◆ DATA LINES ◆
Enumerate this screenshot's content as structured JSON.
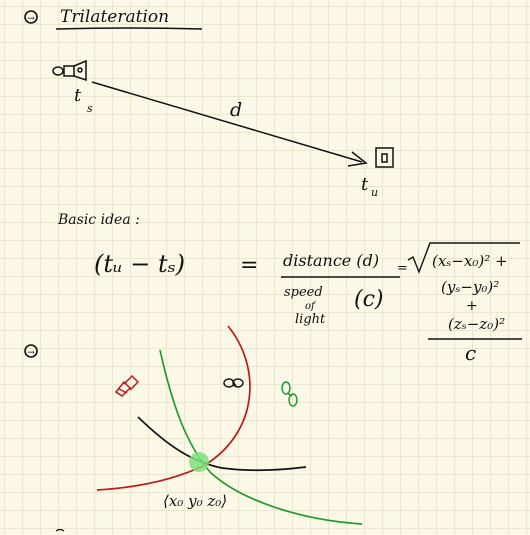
{
  "page": {
    "title": "Trilateration",
    "section_markers": [
      "→",
      "→"
    ]
  },
  "diagram": {
    "sender_label": "t",
    "sender_subscript": "s",
    "receiver_label": "t",
    "receiver_subscript": "u",
    "distance_label": "d"
  },
  "basic_idea": {
    "heading": "Basic idea :",
    "lhs": "(tᵤ − tₛ)",
    "equals": "=",
    "numerator": "distance (d)",
    "denominator_words": [
      "speed",
      "of",
      "light"
    ],
    "denominator_symbol": "(c)",
    "equals_small": "=",
    "sqrt_line1": "(xₛ−x₀)² +",
    "sqrt_line2": "(yₛ−y₀)²",
    "sqrt_plus": "+",
    "sqrt_line3": "(zₛ−z₀)²",
    "final_denominator": "c"
  },
  "trilateration_figure": {
    "intersection_label": "⟨x₀ y₀ z₀⟩",
    "colors": {
      "red": "#c0161c",
      "green": "#1e9b2f",
      "black": "#141414",
      "highlight": "#7ee07a"
    }
  }
}
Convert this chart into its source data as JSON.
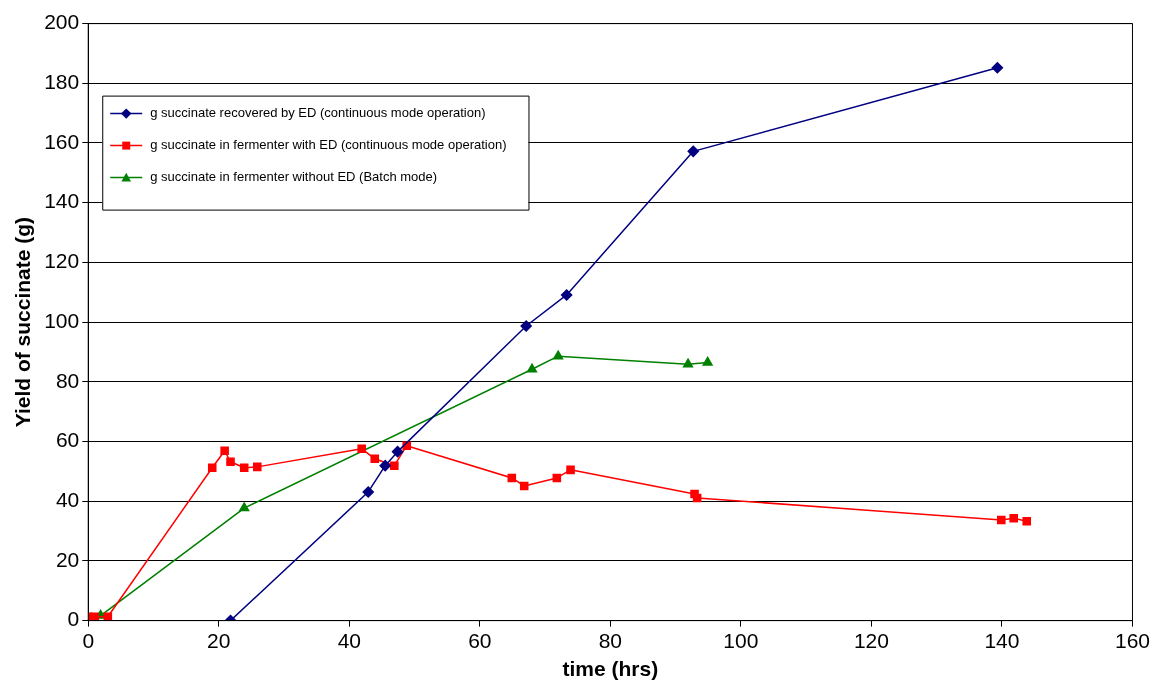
{
  "chart_data": {
    "type": "line",
    "xlabel": "time (hrs)",
    "ylabel": "Yield of succinate (g)",
    "xlim": [
      0,
      160
    ],
    "xticks": [
      0,
      20,
      40,
      60,
      80,
      100,
      120,
      140,
      160
    ],
    "ylim": [
      0,
      200
    ],
    "yticks": [
      0,
      20,
      40,
      60,
      80,
      100,
      120,
      140,
      160,
      180,
      200
    ],
    "grid": "y",
    "legend": "top left",
    "line_style": "solid",
    "series": [
      {
        "name": "g succinate recovered by ED (continuous mode operation)",
        "color": "#000080",
        "marker": "diamond",
        "x": [
          21.8,
          42.9,
          45.5,
          47.4,
          67.1,
          73.3,
          92.7,
          139.3
        ],
        "values": [
          0,
          43.1,
          51.9,
          56.6,
          98.7,
          109.1,
          157.2,
          185.2
        ]
      },
      {
        "name": "g succinate in fermenter with ED (continuous mode operation)",
        "color": "#ff0000",
        "marker": "square",
        "x": [
          0,
          1,
          3,
          19,
          20.9,
          21.8,
          23.9,
          25.9,
          41.9,
          43.9,
          46.9,
          48.8,
          64.9,
          66.8,
          71.8,
          73.9,
          92.9,
          93.3,
          139.9,
          141.8,
          143.8
        ],
        "values": [
          1.3,
          1.3,
          1.3,
          51.2,
          56.9,
          53.2,
          51.2,
          51.5,
          57.6,
          54.2,
          51.9,
          58.6,
          47.8,
          45.1,
          47.8,
          50.5,
          42.4,
          41.1,
          33.7,
          34.3,
          33.3
        ]
      },
      {
        "name": "g succinate in fermenter without ED (Batch mode)",
        "color": "#008000",
        "marker": "triangle",
        "x": [
          0,
          1.9,
          23.9,
          68,
          72,
          91.9,
          94.9
        ],
        "values": [
          0.3,
          1.7,
          37.7,
          84.2,
          88.6,
          85.9,
          86.5
        ]
      }
    ]
  }
}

◆ SHORT PROBLEM ◆
Transcribe the records above exactly, omitting every picture they contain.

◆ TASK OUTPUT ◆
Enumerate this screenshot's content as structured JSON.
{
  "page": {
    "title": "Trilateration",
    "section_markers": [
      "→",
      "→"
    ]
  },
  "diagram": {
    "sender_label": "t",
    "sender_subscript": "s",
    "receiver_label": "t",
    "receiver_subscript": "u",
    "distance_label": "d"
  },
  "basic_idea": {
    "heading": "Basic idea :",
    "lhs": "(tᵤ − tₛ)",
    "equals": "=",
    "numerator": "distance (d)",
    "denominator_words": [
      "speed",
      "of",
      "light"
    ],
    "denominator_symbol": "(c)",
    "equals_small": "=",
    "sqrt_line1": "(xₛ−x₀)² +",
    "sqrt_line2": "(yₛ−y₀)²",
    "sqrt_plus": "+",
    "sqrt_line3": "(zₛ−z₀)²",
    "final_denominator": "c"
  },
  "trilateration_figure": {
    "intersection_label": "⟨x₀ y₀ z₀⟩",
    "colors": {
      "red": "#c0161c",
      "green": "#1e9b2f",
      "black": "#141414",
      "highlight": "#7ee07a"
    }
  }
}
Convert this chart into its source data as JSON.
{
  "chart_data": {
    "type": "line",
    "xlabel": "time (hrs)",
    "ylabel": "Yield of succinate (g)",
    "xlim": [
      0,
      160
    ],
    "xticks": [
      0,
      20,
      40,
      60,
      80,
      100,
      120,
      140,
      160
    ],
    "ylim": [
      0,
      200
    ],
    "yticks": [
      0,
      20,
      40,
      60,
      80,
      100,
      120,
      140,
      160,
      180,
      200
    ],
    "grid": "y",
    "legend": "top left",
    "line_style": "solid",
    "series": [
      {
        "name": "g succinate recovered by ED (continuous mode operation)",
        "color": "#000080",
        "marker": "diamond",
        "x": [
          21.8,
          42.9,
          45.5,
          47.4,
          67.1,
          73.3,
          92.7,
          139.3
        ],
        "values": [
          0,
          43.1,
          51.9,
          56.6,
          98.7,
          109.1,
          157.2,
          185.2
        ]
      },
      {
        "name": "g succinate in fermenter with ED (continuous mode operation)",
        "color": "#ff0000",
        "marker": "square",
        "x": [
          0,
          1,
          3,
          19,
          20.9,
          21.8,
          23.9,
          25.9,
          41.9,
          43.9,
          46.9,
          48.8,
          64.9,
          66.8,
          71.8,
          73.9,
          92.9,
          93.3,
          139.9,
          141.8,
          143.8
        ],
        "values": [
          1.3,
          1.3,
          1.3,
          51.2,
          56.9,
          53.2,
          51.2,
          51.5,
          57.6,
          54.2,
          51.9,
          58.6,
          47.8,
          45.1,
          47.8,
          50.5,
          42.4,
          41.1,
          33.7,
          34.3,
          33.3
        ]
      },
      {
        "name": "g succinate in fermenter without ED (Batch mode)",
        "color": "#008000",
        "marker": "triangle",
        "x": [
          0,
          1.9,
          23.9,
          68,
          72,
          91.9,
          94.9
        ],
        "values": [
          0.3,
          1.7,
          37.7,
          84.2,
          88.6,
          85.9,
          86.5
        ]
      }
    ]
  }
}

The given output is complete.